Problem details: Pictures stay out of your copy, but everything else in the records below must be repeated exactly.

── Stored rows

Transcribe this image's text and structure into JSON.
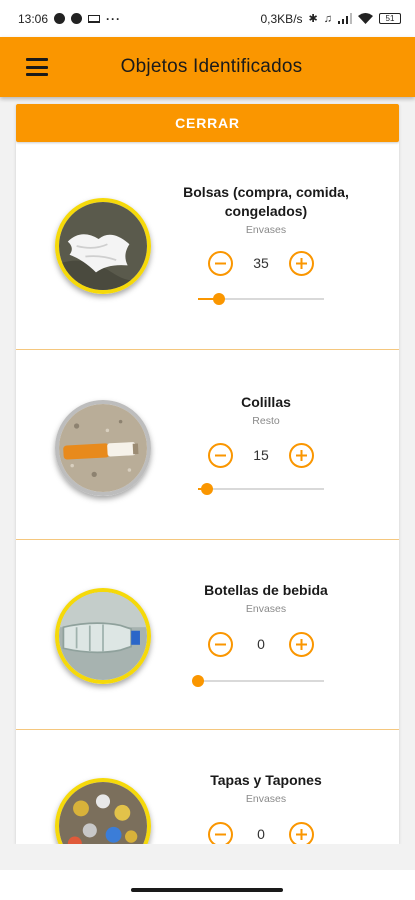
{
  "status_bar": {
    "time": "13:06",
    "network_speed": "0,3KB/s",
    "battery": "51"
  },
  "app_bar": {
    "title": "Objetos Identificados"
  },
  "close_button": {
    "label": "CERRAR"
  },
  "items": [
    {
      "name": "Bolsas (compra, comida, congelados)",
      "category": "Envases",
      "count": "35",
      "slider_fraction": 0.17,
      "image_icon": "plastic-bag"
    },
    {
      "name": "Colillas",
      "category": "Resto",
      "count": "15",
      "slider_fraction": 0.07,
      "image_icon": "cigarette-butt"
    },
    {
      "name": "Botellas de bebida",
      "category": "Envases",
      "count": "0",
      "slider_fraction": 0.0,
      "image_icon": "plastic-bottle"
    },
    {
      "name": "Tapas y Tapones",
      "category": "Envases",
      "count": "0",
      "slider_fraction": 0.0,
      "image_icon": "bottle-caps"
    }
  ],
  "colors": {
    "accent": "#fa9600",
    "thumb_border_yellow": "#f5d90a",
    "thumb_border_grey": "#bdbdbd",
    "divider": "#f5c77e"
  }
}
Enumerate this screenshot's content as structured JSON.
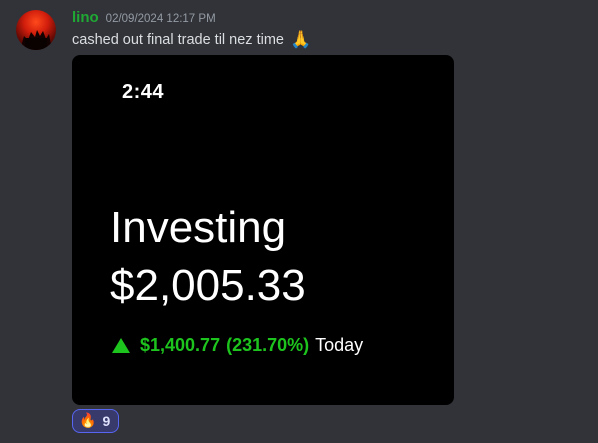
{
  "message": {
    "author": "lino",
    "timestamp": "02/09/2024 12:17 PM",
    "text": "cashed out final trade til nez time",
    "emoji": "🙏"
  },
  "attachment": {
    "phone_time": "2:44",
    "label": "Investing",
    "value": "$2,005.33",
    "change_amount": "$1,400.77",
    "change_percent": "(231.70%)",
    "change_period": "Today",
    "change_color": "#1ec41e"
  },
  "reaction": {
    "emoji": "🔥",
    "count": "9"
  },
  "colors": {
    "background": "#313338",
    "username": "#1fa934",
    "reaction_border": "#5865f2"
  },
  "icons": {
    "avatar": "avatar-image",
    "arrow": "up-arrow-icon"
  }
}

────

Result for this exercise:
Transcribe this image's text and structure into JSON.
{
  "status_bar": {
    "time": "13:06",
    "network_speed": "0,3KB/s",
    "battery": "51"
  },
  "app_bar": {
    "title": "Objetos Identificados"
  },
  "close_button": {
    "label": "CERRAR"
  },
  "items": [
    {
      "name": "Bolsas (compra, comida, congelados)",
      "category": "Envases",
      "count": "35",
      "slider_fraction": 0.17,
      "image_icon": "plastic-bag"
    },
    {
      "name": "Colillas",
      "category": "Resto",
      "count": "15",
      "slider_fraction": 0.07,
      "image_icon": "cigarette-butt"
    },
    {
      "name": "Botellas de bebida",
      "category": "Envases",
      "count": "0",
      "slider_fraction": 0.0,
      "image_icon": "plastic-bottle"
    },
    {
      "name": "Tapas y Tapones",
      "category": "Envases",
      "count": "0",
      "slider_fraction": 0.0,
      "image_icon": "bottle-caps"
    }
  ],
  "colors": {
    "accent": "#fa9600",
    "thumb_border_yellow": "#f5d90a",
    "thumb_border_grey": "#bdbdbd",
    "divider": "#f5c77e"
  }
}
Enumerate this screenshot's content as structured JSON.
{
  "message": {
    "author": "lino",
    "timestamp": "02/09/2024 12:17 PM",
    "text": "cashed out final trade til nez time",
    "emoji": "🙏"
  },
  "attachment": {
    "phone_time": "2:44",
    "label": "Investing",
    "value": "$2,005.33",
    "change_amount": "$1,400.77",
    "change_percent": "(231.70%)",
    "change_period": "Today",
    "change_color": "#1ec41e"
  },
  "reaction": {
    "emoji": "🔥",
    "count": "9"
  },
  "colors": {
    "background": "#313338",
    "username": "#1fa934",
    "reaction_border": "#5865f2"
  },
  "icons": {
    "avatar": "avatar-image",
    "arrow": "up-arrow-icon"
  }
}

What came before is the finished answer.